Exercise details: Reproduce the data exactly and drop any pictures it holds.

______________________________

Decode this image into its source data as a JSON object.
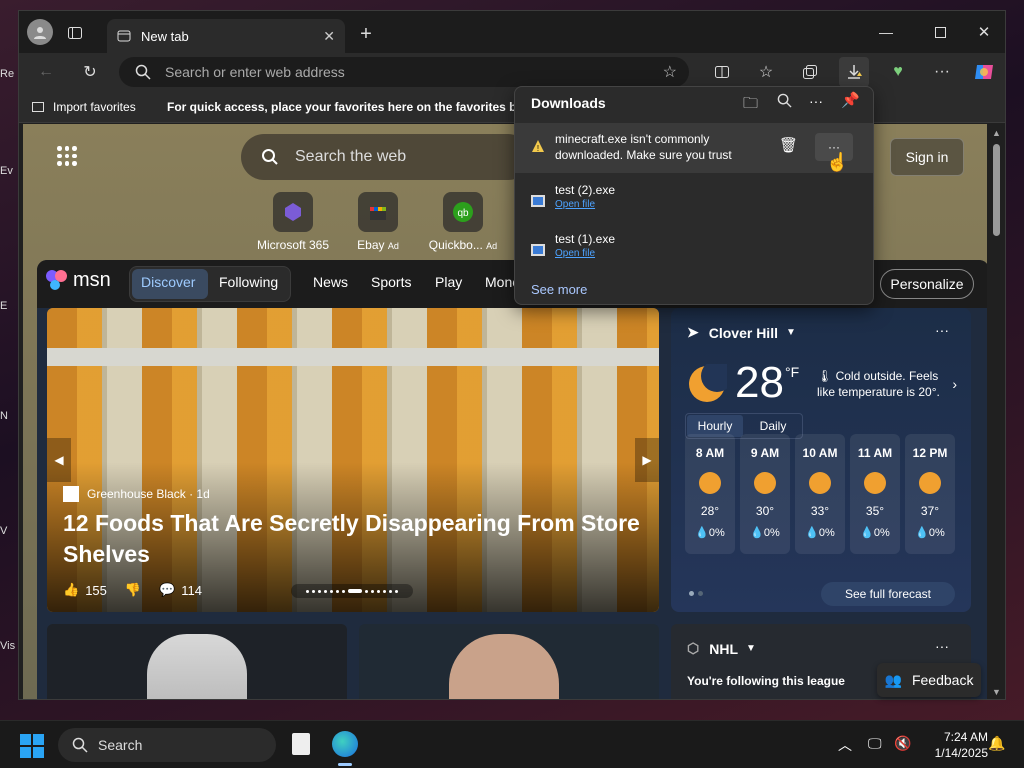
{
  "window": {
    "tab_title": "New tab",
    "address_placeholder": "Search or enter web address",
    "favorites_bar": {
      "import_label": "Import favorites",
      "message": "For quick access, place your favorites here on the favorites bar."
    }
  },
  "newtab": {
    "search_placeholder": "Search the web",
    "sign_in": "Sign in",
    "tiles": [
      {
        "label": "Microsoft 365",
        "ad": ""
      },
      {
        "label": "Ebay",
        "ad": "Ad"
      },
      {
        "label": "Quickbo...",
        "ad": "Ad"
      }
    ]
  },
  "msn": {
    "logo": "msn",
    "tabs": [
      "Discover",
      "Following"
    ],
    "nav": [
      "News",
      "Sports",
      "Play",
      "Mone"
    ],
    "personalize": "Personalize",
    "hero": {
      "source": "Greenhouse Black",
      "age": "· 1d",
      "headline": "12 Foods That Are Secretly Disappearing From Store Shelves",
      "likes": "155",
      "comments": "114"
    },
    "weather": {
      "location": "Clover Hill",
      "temp": "28",
      "unit": "°F",
      "summary": "Cold outside. Feels like temperature is 20°.",
      "tabs": [
        "Hourly",
        "Daily"
      ],
      "hours": [
        {
          "time": "8 AM",
          "temp": "28°",
          "precip": "0%"
        },
        {
          "time": "9 AM",
          "temp": "30°",
          "precip": "0%"
        },
        {
          "time": "10 AM",
          "temp": "33°",
          "precip": "0%"
        },
        {
          "time": "11 AM",
          "temp": "35°",
          "precip": "0%"
        },
        {
          "time": "12 PM",
          "temp": "37°",
          "precip": "0%"
        }
      ],
      "forecast_button": "See full forecast"
    },
    "nhl": {
      "title": "NHL",
      "following": "You're following this league"
    },
    "feedback": "Feedback"
  },
  "downloads": {
    "title": "Downloads",
    "warning": "minecraft.exe isn't commonly downloaded. Make sure you trust minecraft.exe before you open it.",
    "items": [
      {
        "name": "test (2).exe",
        "action": "Open file"
      },
      {
        "name": "test (1).exe",
        "action": "Open file"
      }
    ],
    "see_more": "See more"
  },
  "taskbar": {
    "search": "Search",
    "time": "7:24 AM",
    "date": "1/14/2025"
  },
  "colors": {
    "accent": "#0a84ff",
    "warning": "#f2c94c",
    "link": "#4da3ff"
  }
}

______________________________

Result:
Decode this image into its source data as a JSON object.
{
  "window": {
    "tab_title": "New tab",
    "address_placeholder": "Search or enter web address",
    "favorites_bar": {
      "import_label": "Import favorites",
      "message": "For quick access, place your favorites here on the favorites bar."
    }
  },
  "newtab": {
    "search_placeholder": "Search the web",
    "sign_in": "Sign in",
    "tiles": [
      {
        "label": "Microsoft 365",
        "ad": ""
      },
      {
        "label": "Ebay",
        "ad": "Ad"
      },
      {
        "label": "Quickbo...",
        "ad": "Ad"
      }
    ]
  },
  "msn": {
    "logo": "msn",
    "tabs": [
      "Discover",
      "Following"
    ],
    "nav": [
      "News",
      "Sports",
      "Play",
      "Mone"
    ],
    "personalize": "Personalize",
    "hero": {
      "source": "Greenhouse Black",
      "age": "· 1d",
      "headline": "12 Foods That Are Secretly Disappearing From Store Shelves",
      "likes": "155",
      "comments": "114"
    },
    "weather": {
      "location": "Clover Hill",
      "temp": "28",
      "unit": "°F",
      "summary": "Cold outside. Feels like temperature is 20°.",
      "tabs": [
        "Hourly",
        "Daily"
      ],
      "hours": [
        {
          "time": "8 AM",
          "temp": "28°",
          "precip": "0%"
        },
        {
          "time": "9 AM",
          "temp": "30°",
          "precip": "0%"
        },
        {
          "time": "10 AM",
          "temp": "33°",
          "precip": "0%"
        },
        {
          "time": "11 AM",
          "temp": "35°",
          "precip": "0%"
        },
        {
          "time": "12 PM",
          "temp": "37°",
          "precip": "0%"
        }
      ],
      "forecast_button": "See full forecast"
    },
    "nhl": {
      "title": "NHL",
      "following": "You're following this league"
    },
    "feedback": "Feedback"
  },
  "downloads": {
    "title": "Downloads",
    "warning": "minecraft.exe isn't commonly downloaded. Make sure you trust minecraft.exe before you open it.",
    "items": [
      {
        "name": "test (2).exe",
        "action": "Open file"
      },
      {
        "name": "test (1).exe",
        "action": "Open file"
      }
    ],
    "see_more": "See more"
  },
  "taskbar": {
    "search": "Search",
    "time": "7:24 AM",
    "date": "1/14/2025"
  },
  "colors": {
    "accent": "#0a84ff",
    "warning": "#f2c94c",
    "link": "#4da3ff"
  }
}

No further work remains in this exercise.